_EXERCISE DIRECTIONS_
Exactly transcribe the span of lines from the one containing "Read out every word on this page." through the final line of the entries, inclusive, and nothing outside it. Exclude the pictures.

Data records
────
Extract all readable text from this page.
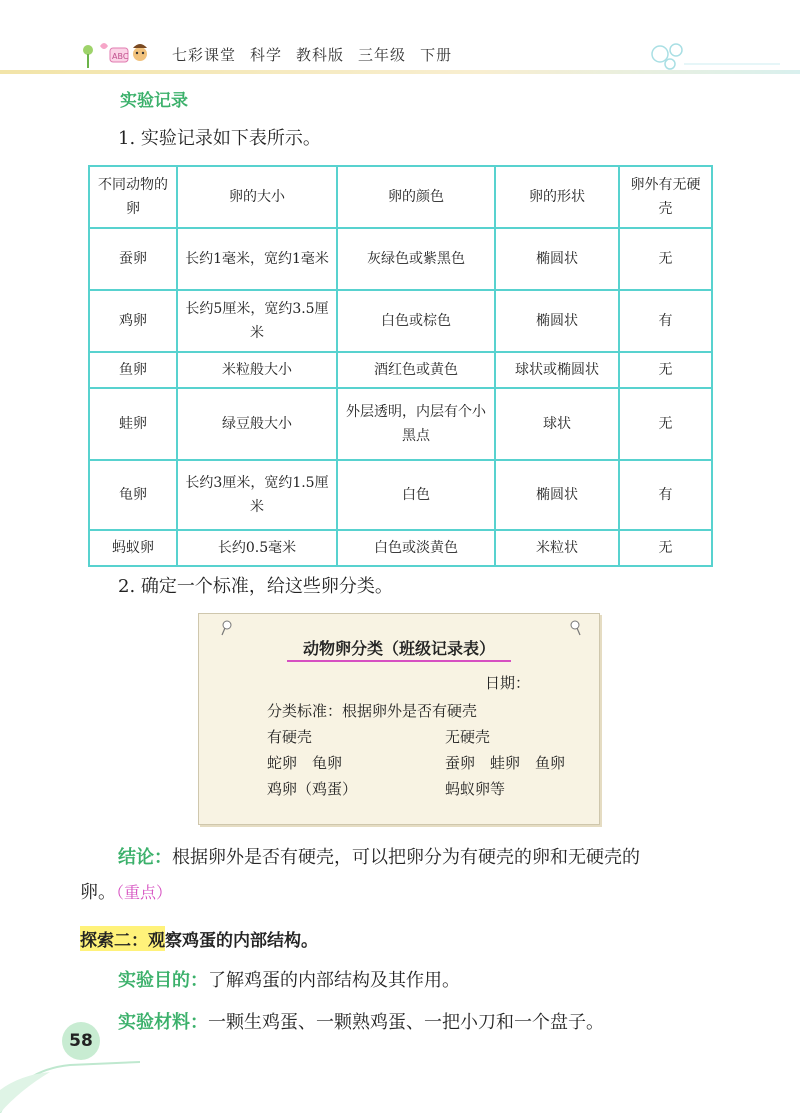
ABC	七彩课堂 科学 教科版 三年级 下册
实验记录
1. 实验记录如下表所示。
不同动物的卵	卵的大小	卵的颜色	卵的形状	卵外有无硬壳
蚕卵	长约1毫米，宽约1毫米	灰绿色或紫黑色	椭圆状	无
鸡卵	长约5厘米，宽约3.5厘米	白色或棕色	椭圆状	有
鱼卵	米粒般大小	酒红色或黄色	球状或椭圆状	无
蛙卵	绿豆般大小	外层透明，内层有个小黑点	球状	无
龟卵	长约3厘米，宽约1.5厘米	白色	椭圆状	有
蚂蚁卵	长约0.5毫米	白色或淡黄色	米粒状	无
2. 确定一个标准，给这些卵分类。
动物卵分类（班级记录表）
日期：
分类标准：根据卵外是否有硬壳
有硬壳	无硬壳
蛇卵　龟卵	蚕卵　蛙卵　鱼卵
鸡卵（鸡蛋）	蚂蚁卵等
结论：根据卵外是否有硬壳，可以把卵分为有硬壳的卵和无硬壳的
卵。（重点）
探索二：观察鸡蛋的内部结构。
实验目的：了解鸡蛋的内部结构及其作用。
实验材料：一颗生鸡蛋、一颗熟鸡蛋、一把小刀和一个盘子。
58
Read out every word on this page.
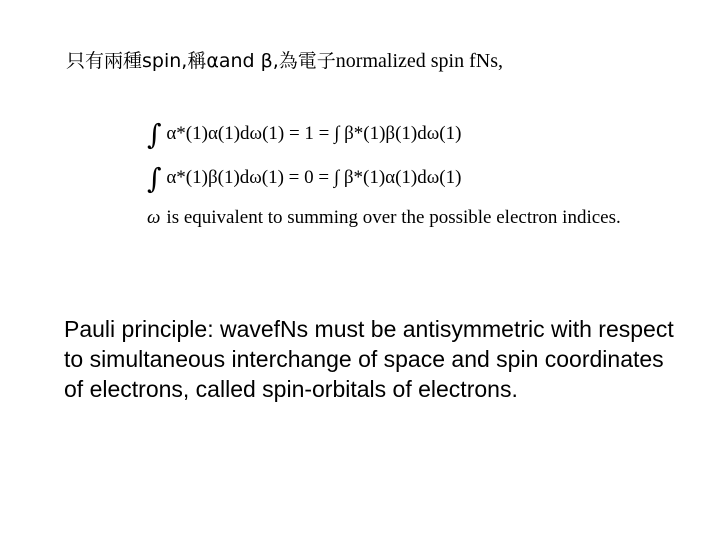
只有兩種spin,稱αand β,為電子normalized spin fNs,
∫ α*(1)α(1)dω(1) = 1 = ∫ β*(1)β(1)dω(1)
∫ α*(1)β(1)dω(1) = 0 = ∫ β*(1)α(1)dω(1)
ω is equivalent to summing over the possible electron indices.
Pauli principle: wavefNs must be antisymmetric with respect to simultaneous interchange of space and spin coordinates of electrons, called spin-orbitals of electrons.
────
_REPLY TO THE TASK_
Read out every word on this page.
只有兩種spin,稱αand β,為電子normalized spin fNs,
∫ α*(1)α(1)dω(1) = 1 = ∫ β*(1)β(1)dω(1)
∫ α*(1)β(1)dω(1) = 0 = ∫ β*(1)α(1)dω(1)
ω is equivalent to summing over the possible electron indices.
Pauli principle: wavefNs must be antisymmetric with respect to simultaneous interchange of space and spin coordinates of electrons, called spin-orbitals of electrons.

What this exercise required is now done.